** Written task **
Using the listing below, copy every line that mentions "manos".
**** Raw records ****
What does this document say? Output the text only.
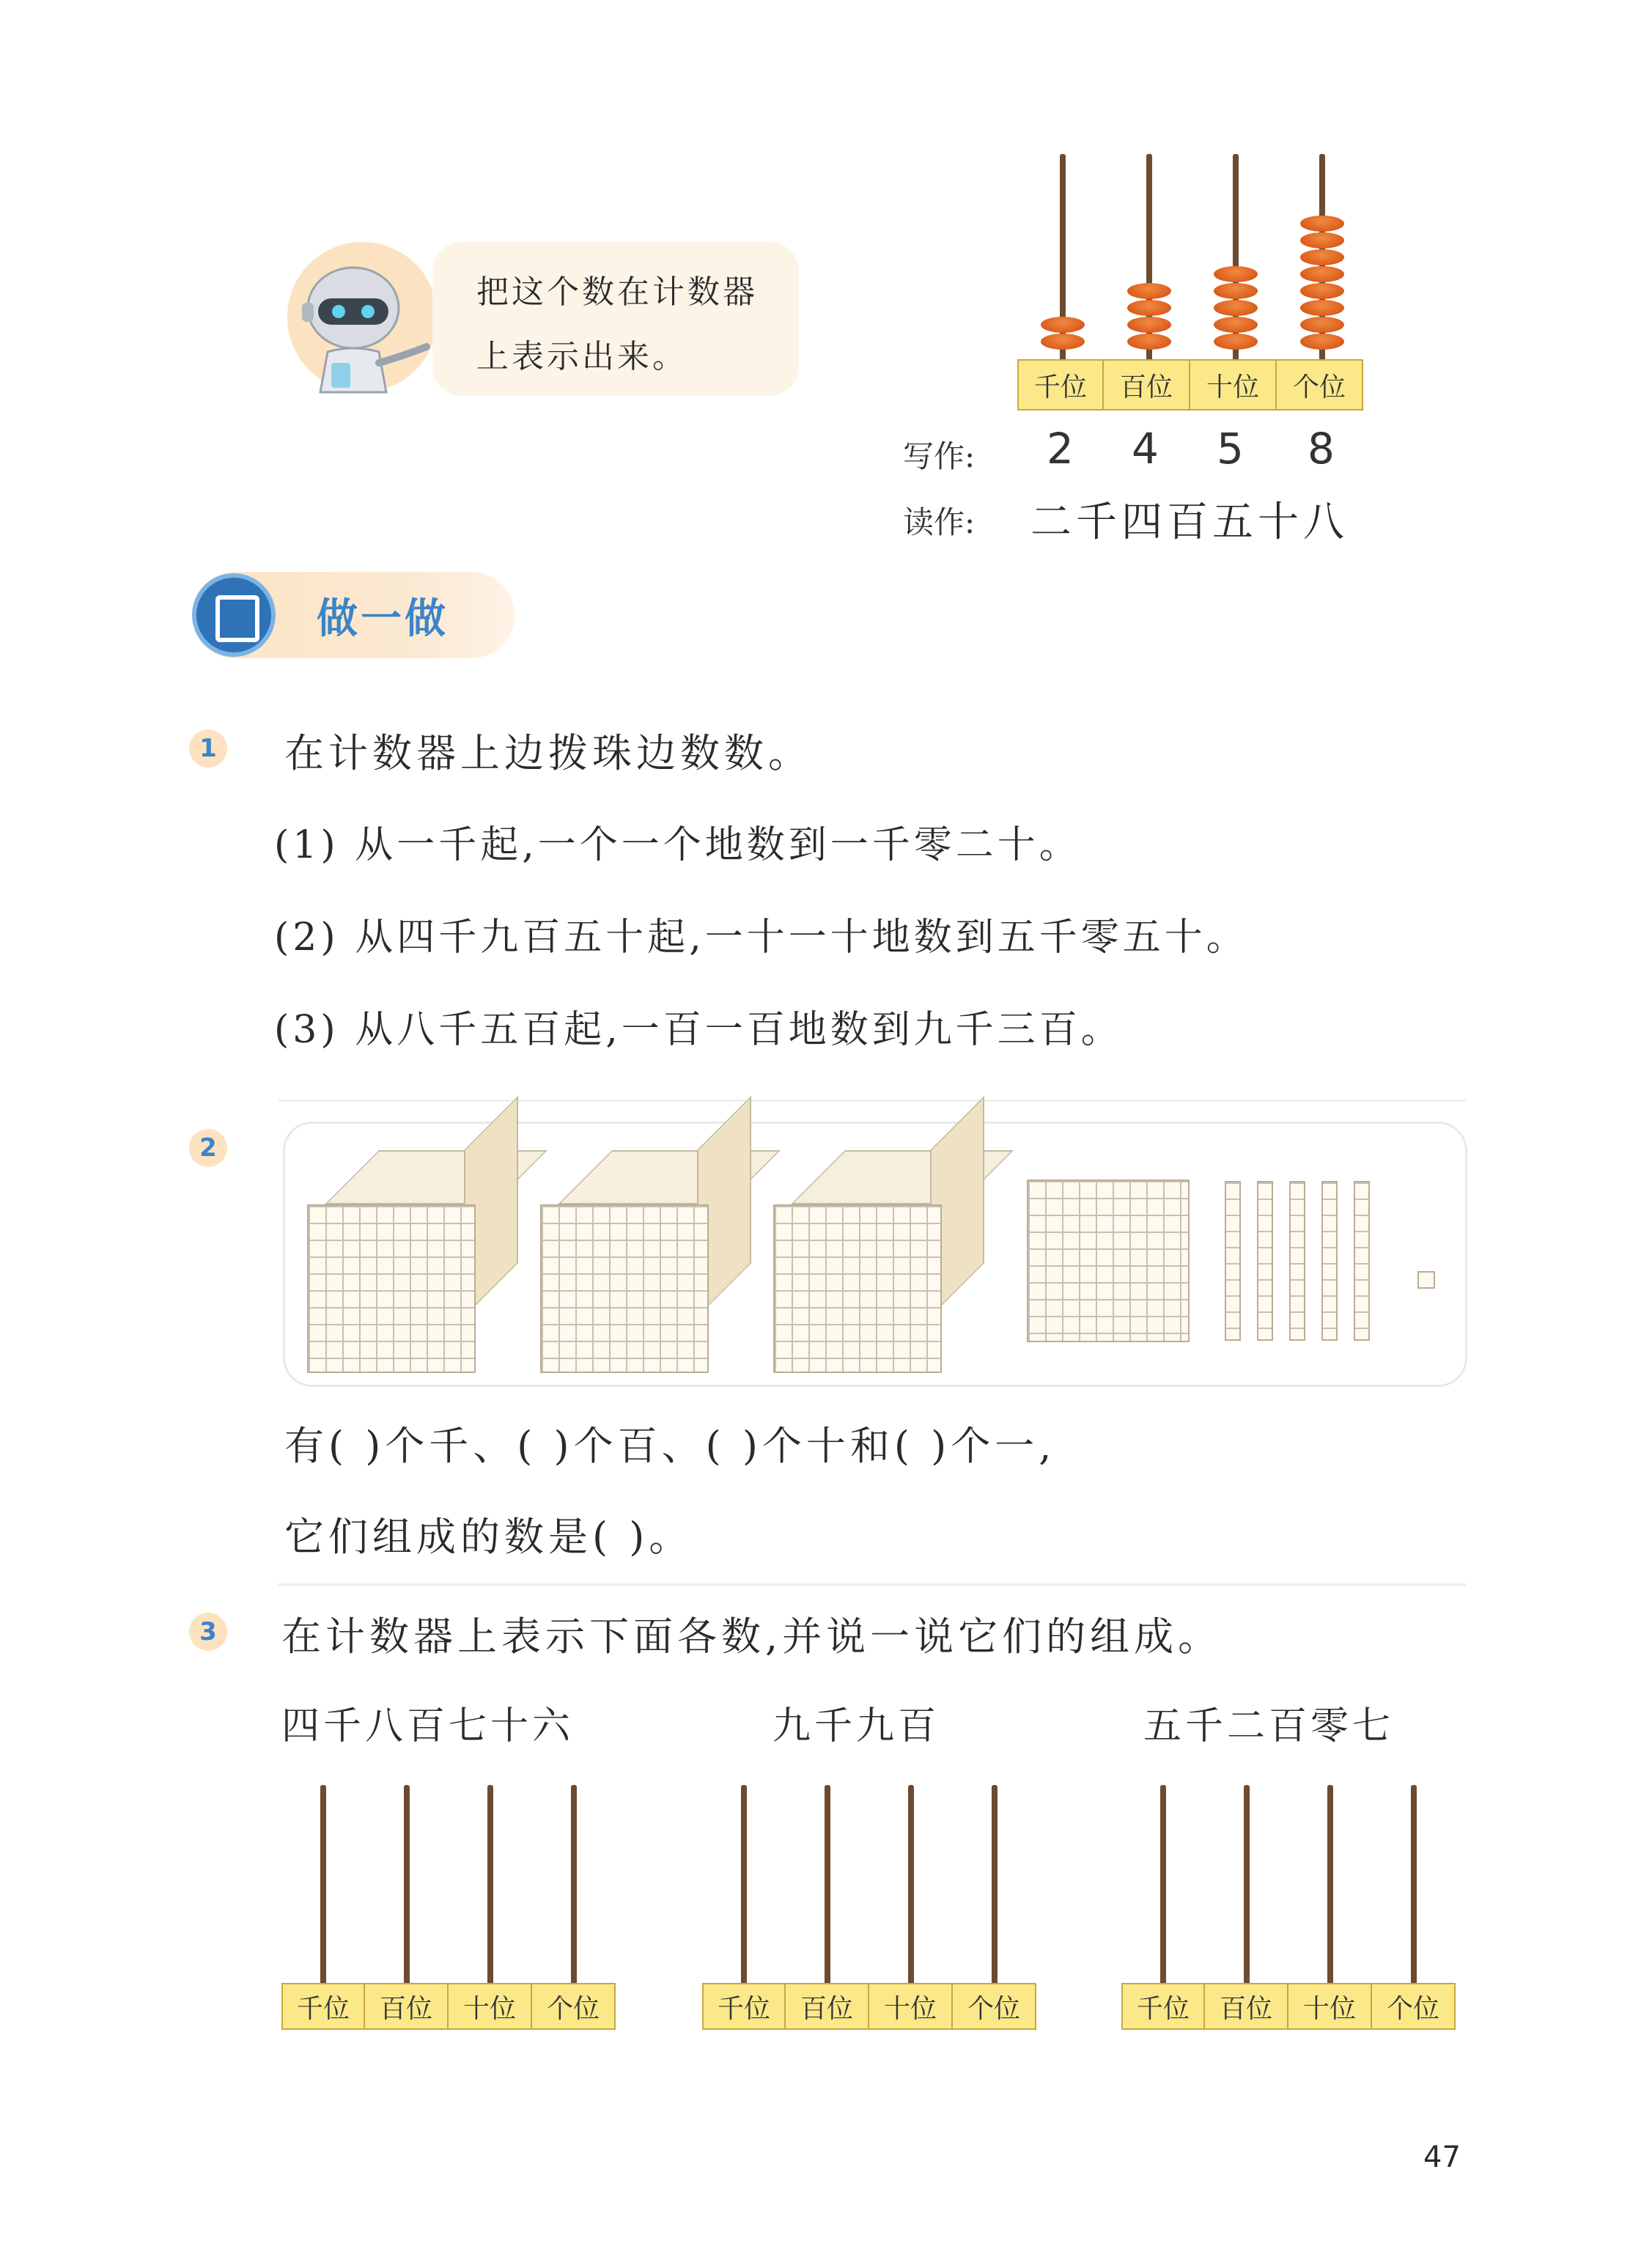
把这个数在计数器
上表示出来。
千位	百位	十位	个位
写作: 2 4 5 8
读作: 二千四百五十八
做一做
1 在计数器上边拨珠边数数。
(1) 从一千起,一个一个地数到一千零二十。
(2) 从四千九百五十起,一十一十地数到五千零五十。
(3) 从八千五百起,一百一百地数到九千三百。
2
有( )个千、( )个百、( )个十和( )个一,
它们组成的数是( )。
3 在计数器上表示下面各数,并说一说它们的组成。
四千八百七十六	九千九百	五千二百零七
千位	百位	十位	个位	千位	百位	十位	个位	千位	百位	十位	个位
47
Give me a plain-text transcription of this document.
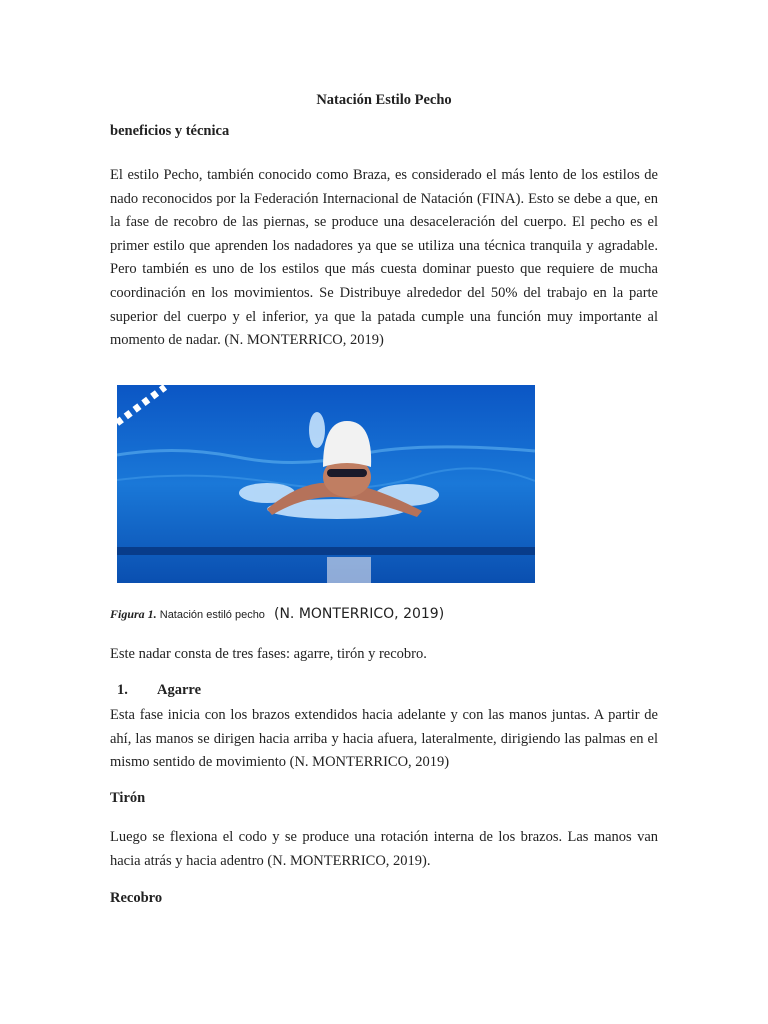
Natación Estilo Pecho
beneficios y técnica

El estilo Pecho, también conocido como Braza, es considerado el más lento de los estilos de nado reconocidos por la Federación Internacional de Natación (FINA). Esto se debe a que, en la fase de recobro de las piernas, se produce una desaceleración del cuerpo. El pecho es el primer estilo que aprenden los nadadores ya que se utiliza una técnica tranquila y agradable. Pero también es uno de los estilos que más cuesta dominar puesto que requiere de mucha coordinación en los movimientos. Se Distribuye alrededor del 50% del trabajo en la parte superior del cuerpo y el inferior, ya que la patada cumple una función muy importante al momento de nadar. (N. MONTERRICO, 2019)

Figura 1. Natación estiló pecho (N. MONTERRICO, 2019)

Este nadar consta de tres fases: agarre, tirón y recobro.

1. Agarre

Esta fase inicia con los brazos extendidos hacia adelante y con las manos juntas. A partir de ahí, las manos se dirigen hacia arriba y hacia afuera, lateralmente, dirigiendo las palmas en el mismo sentido de movimiento (N. MONTERRICO, 2019)

Tirón

Luego se flexiona el codo y se produce una rotación interna de los brazos. Las manos van hacia atrás y hacia adentro (N. MONTERRICO, 2019).

Recobro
****
** Answer to the task **
Esta fase inicia con los brazos extendidos hacia adelante y con las manos juntas. A partir de ahí, las manos se dirigen hacia arriba y hacia afuera, lateralmente, dirigiendo las palmas en el mismo sentido de movimiento (N. MONTERRICO, 2019)
Luego se flexiona el codo y se produce una rotación interna de los brazos. Las manos van hacia atrás y hacia adentro (N. MONTERRICO, 2019).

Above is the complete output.